[Records excerpted from a collection]
=======
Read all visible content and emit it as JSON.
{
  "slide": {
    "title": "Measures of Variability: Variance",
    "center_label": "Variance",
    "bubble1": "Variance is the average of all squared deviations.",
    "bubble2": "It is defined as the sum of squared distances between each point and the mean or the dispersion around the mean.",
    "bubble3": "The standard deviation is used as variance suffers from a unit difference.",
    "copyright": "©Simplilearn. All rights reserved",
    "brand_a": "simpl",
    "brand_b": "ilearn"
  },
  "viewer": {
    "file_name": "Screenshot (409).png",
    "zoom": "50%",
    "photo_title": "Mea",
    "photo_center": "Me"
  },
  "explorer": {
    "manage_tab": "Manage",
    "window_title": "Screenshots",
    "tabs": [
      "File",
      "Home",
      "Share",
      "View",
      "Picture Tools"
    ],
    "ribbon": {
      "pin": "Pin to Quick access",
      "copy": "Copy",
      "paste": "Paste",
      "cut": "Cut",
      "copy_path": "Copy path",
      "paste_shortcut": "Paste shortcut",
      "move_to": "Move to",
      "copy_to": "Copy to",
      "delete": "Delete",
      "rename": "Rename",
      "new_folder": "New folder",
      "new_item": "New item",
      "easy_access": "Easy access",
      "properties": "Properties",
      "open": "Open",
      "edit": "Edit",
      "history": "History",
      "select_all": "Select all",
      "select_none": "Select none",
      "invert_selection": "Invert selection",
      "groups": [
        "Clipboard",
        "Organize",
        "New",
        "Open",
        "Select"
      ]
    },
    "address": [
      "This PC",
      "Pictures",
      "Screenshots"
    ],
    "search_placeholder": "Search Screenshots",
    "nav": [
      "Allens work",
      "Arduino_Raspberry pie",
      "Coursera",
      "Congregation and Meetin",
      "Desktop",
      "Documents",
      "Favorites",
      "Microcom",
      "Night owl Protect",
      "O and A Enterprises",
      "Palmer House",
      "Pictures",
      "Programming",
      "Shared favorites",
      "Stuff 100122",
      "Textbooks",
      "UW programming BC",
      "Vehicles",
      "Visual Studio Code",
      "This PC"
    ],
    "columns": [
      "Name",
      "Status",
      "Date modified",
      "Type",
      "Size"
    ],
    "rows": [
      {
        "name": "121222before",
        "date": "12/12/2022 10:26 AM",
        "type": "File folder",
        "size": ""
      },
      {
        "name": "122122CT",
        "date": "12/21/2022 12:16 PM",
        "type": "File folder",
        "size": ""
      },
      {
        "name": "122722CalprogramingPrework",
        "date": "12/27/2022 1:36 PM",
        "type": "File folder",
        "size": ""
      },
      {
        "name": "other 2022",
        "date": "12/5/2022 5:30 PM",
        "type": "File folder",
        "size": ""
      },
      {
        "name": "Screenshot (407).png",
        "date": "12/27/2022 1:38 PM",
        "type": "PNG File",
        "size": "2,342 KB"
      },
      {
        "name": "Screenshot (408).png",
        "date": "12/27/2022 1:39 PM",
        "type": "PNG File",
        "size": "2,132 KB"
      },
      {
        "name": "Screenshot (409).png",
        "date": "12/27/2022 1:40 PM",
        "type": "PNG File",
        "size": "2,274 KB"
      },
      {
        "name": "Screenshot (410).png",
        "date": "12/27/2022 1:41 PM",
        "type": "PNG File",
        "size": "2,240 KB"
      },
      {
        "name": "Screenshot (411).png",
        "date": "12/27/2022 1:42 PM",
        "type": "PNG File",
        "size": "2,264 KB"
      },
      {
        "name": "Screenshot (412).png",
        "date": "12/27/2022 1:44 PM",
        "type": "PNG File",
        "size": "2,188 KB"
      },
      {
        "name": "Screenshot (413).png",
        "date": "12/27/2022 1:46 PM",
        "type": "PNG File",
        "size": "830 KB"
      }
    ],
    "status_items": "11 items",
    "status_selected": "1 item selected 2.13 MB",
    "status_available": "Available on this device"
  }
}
=======
Aim » The full set of records should be duplicated exactly.

Full solution »
Read all visible content and emit it as JSON.
{
  "slide": {
    "title": "Measures of Variability: Variance",
    "center_label": "Variance",
    "bubble1": "Variance is the average of all squared deviations.",
    "bubble2": "It is defined as the sum of squared distances between each point and the mean or the dispersion around the mean.",
    "bubble3": "The standard deviation is used as variance suffers from a unit difference.",
    "copyright": "©Simplilearn. All rights reserved",
    "brand_a": "simpl",
    "brand_b": "ilearn"
  },
  "viewer": {
    "file_name": "Screenshot (409).png",
    "zoom": "50%",
    "photo_title": "Mea",
    "photo_center": "Me"
  },
  "explorer": {
    "manage_tab": "Manage",
    "window_title": "Screenshots",
    "tabs": [
      "File",
      "Home",
      "Share",
      "View",
      "Picture Tools"
    ],
    "ribbon": {
      "pin": "Pin to Quick access",
      "copy": "Copy",
      "paste": "Paste",
      "cut": "Cut",
      "copy_path": "Copy path",
      "paste_shortcut": "Paste shortcut",
      "move_to": "Move to",
      "copy_to": "Copy to",
      "delete": "Delete",
      "rename": "Rename",
      "new_folder": "New folder",
      "new_item": "New item",
      "easy_access": "Easy access",
      "properties": "Properties",
      "open": "Open",
      "edit": "Edit",
      "history": "History",
      "select_all": "Select all",
      "select_none": "Select none",
      "invert_selection": "Invert selection",
      "groups": [
        "Clipboard",
        "Organize",
        "New",
        "Open",
        "Select"
      ]
    },
    "address": [
      "This PC",
      "Pictures",
      "Screenshots"
    ],
    "search_placeholder": "Search Screenshots",
    "nav": [
      "Allens work",
      "Arduino_Raspberry pie",
      "Coursera",
      "Congregation and Meetin",
      "Desktop",
      "Documents",
      "Favorites",
      "Microcom",
      "Night owl Protect",
      "O and A Enterprises",
      "Palmer House",
      "Pictures",
      "Programming",
      "Shared favorites",
      "Stuff 100122",
      "Textbooks",
      "UW programming BC",
      "Vehicles",
      "Visual Studio Code",
      "This PC"
    ],
    "columns": [
      "Name",
      "Status",
      "Date modified",
      "Type",
      "Size"
    ],
    "rows": [
      {
        "name": "121222before",
        "date": "12/12/2022 10:26 AM",
        "type": "File folder",
        "size": ""
      },
      {
        "name": "122122CT",
        "date": "12/21/2022 12:16 PM",
        "type": "File folder",
        "size": ""
      },
      {
        "name": "122722CalprogramingPrework",
        "date": "12/27/2022 1:36 PM",
        "type": "File folder",
        "size": ""
      },
      {
        "name": "other 2022",
        "date": "12/5/2022 5:30 PM",
        "type": "File folder",
        "size": ""
      },
      {
        "name": "Screenshot (407).png",
        "date": "12/27/2022 1:38 PM",
        "type": "PNG File",
        "size": "2,342 KB"
      },
      {
        "name": "Screenshot (408).png",
        "date": "12/27/2022 1:39 PM",
        "type": "PNG File",
        "size": "2,132 KB"
      },
      {
        "name": "Screenshot (409).png",
        "date": "12/27/2022 1:40 PM",
        "type": "PNG File",
        "size": "2,274 KB"
      },
      {
        "name": "Screenshot (410).png",
        "date": "12/27/2022 1:41 PM",
        "type": "PNG File",
        "size": "2,240 KB"
      },
      {
        "name": "Screenshot (411).png",
        "date": "12/27/2022 1:42 PM",
        "type": "PNG File",
        "size": "2,264 KB"
      },
      {
        "name": "Screenshot (412).png",
        "date": "12/27/2022 1:44 PM",
        "type": "PNG File",
        "size": "2,188 KB"
      },
      {
        "name": "Screenshot (413).png",
        "date": "12/27/2022 1:46 PM",
        "type": "PNG File",
        "size": "830 KB"
      }
    ],
    "status_items": "11 items",
    "status_selected": "1 item selected 2.13 MB",
    "status_available": "Available on this device"
  }
}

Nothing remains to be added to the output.